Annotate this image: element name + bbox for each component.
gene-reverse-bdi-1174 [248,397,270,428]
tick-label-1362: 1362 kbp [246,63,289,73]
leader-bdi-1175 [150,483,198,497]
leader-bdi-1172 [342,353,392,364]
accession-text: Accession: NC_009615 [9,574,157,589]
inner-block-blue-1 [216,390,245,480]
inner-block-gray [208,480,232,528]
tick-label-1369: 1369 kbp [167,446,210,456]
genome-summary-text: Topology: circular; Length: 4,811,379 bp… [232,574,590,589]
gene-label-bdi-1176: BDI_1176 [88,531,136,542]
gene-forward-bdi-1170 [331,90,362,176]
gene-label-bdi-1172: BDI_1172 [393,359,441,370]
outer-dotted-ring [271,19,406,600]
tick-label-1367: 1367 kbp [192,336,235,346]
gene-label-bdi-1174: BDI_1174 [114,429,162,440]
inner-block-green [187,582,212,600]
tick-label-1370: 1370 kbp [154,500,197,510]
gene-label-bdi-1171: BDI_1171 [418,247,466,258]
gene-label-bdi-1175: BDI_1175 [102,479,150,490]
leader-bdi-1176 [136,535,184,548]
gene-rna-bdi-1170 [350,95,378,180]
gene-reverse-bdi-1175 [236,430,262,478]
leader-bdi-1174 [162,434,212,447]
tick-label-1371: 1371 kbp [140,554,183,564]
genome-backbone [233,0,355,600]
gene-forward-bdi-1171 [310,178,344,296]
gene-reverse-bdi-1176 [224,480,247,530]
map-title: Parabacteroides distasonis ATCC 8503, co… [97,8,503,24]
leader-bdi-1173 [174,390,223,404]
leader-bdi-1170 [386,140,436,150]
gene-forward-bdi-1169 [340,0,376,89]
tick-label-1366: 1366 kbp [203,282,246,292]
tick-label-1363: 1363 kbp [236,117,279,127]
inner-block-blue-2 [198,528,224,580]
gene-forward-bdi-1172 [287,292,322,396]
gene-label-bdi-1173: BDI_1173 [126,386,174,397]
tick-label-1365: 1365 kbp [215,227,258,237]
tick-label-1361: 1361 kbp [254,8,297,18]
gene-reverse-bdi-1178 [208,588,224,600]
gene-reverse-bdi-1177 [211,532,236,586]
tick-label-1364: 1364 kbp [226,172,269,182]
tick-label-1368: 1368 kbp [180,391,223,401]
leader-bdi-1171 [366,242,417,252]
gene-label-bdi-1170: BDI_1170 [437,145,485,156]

◆ ◆ ◆ ◆

PROBLEM REQUIREMENTS =
Transcribe the listing above verbatim, leaving every line whole.

OUTPUT OF THE TASK =
Annotate this image: element name + bbox for each component.
gene-reverse-bdi-1174 [248,397,270,428]
tick-label-1362: 1362 kbp [246,63,289,73]
leader-bdi-1175 [150,483,198,497]
leader-bdi-1172 [342,353,392,364]
accession-text: Accession: NC_009615 [9,574,157,589]
inner-block-blue-1 [216,390,245,480]
inner-block-gray [208,480,232,528]
tick-label-1369: 1369 kbp [167,446,210,456]
genome-summary-text: Topology: circular; Length: 4,811,379 bp… [232,574,590,589]
gene-label-bdi-1176: BDI_1176 [88,531,136,542]
gene-forward-bdi-1170 [331,90,362,176]
gene-label-bdi-1172: BDI_1172 [393,359,441,370]
outer-dotted-ring [271,19,406,600]
tick-label-1367: 1367 kbp [192,336,235,346]
gene-label-bdi-1174: BDI_1174 [114,429,162,440]
inner-block-green [187,582,212,600]
tick-label-1370: 1370 kbp [154,500,197,510]
gene-label-bdi-1171: BDI_1171 [418,247,466,258]
gene-label-bdi-1175: BDI_1175 [102,479,150,490]
leader-bdi-1176 [136,535,184,548]
gene-rna-bdi-1170 [350,95,378,180]
gene-reverse-bdi-1175 [236,430,262,478]
leader-bdi-1174 [162,434,212,447]
tick-label-1371: 1371 kbp [140,554,183,564]
genome-backbone [233,0,355,600]
gene-forward-bdi-1171 [310,178,344,296]
gene-reverse-bdi-1176 [224,480,247,530]
map-title: Parabacteroides distasonis ATCC 8503, co… [97,8,503,24]
leader-bdi-1173 [174,390,223,404]
leader-bdi-1170 [386,140,436,150]
gene-forward-bdi-1169 [340,0,376,89]
tick-label-1366: 1366 kbp [203,282,246,292]
tick-label-1363: 1363 kbp [236,117,279,127]
inner-block-blue-2 [198,528,224,580]
gene-forward-bdi-1172 [287,292,322,396]
gene-label-bdi-1173: BDI_1173 [126,386,174,397]
tick-label-1365: 1365 kbp [215,227,258,237]
tick-label-1361: 1361 kbp [254,8,297,18]
gene-reverse-bdi-1178 [208,588,224,600]
gene-reverse-bdi-1177 [211,532,236,586]
tick-label-1364: 1364 kbp [226,172,269,182]
tick-label-1368: 1368 kbp [180,391,223,401]
leader-bdi-1171 [366,242,417,252]
gene-label-bdi-1170: BDI_1170 [437,145,485,156]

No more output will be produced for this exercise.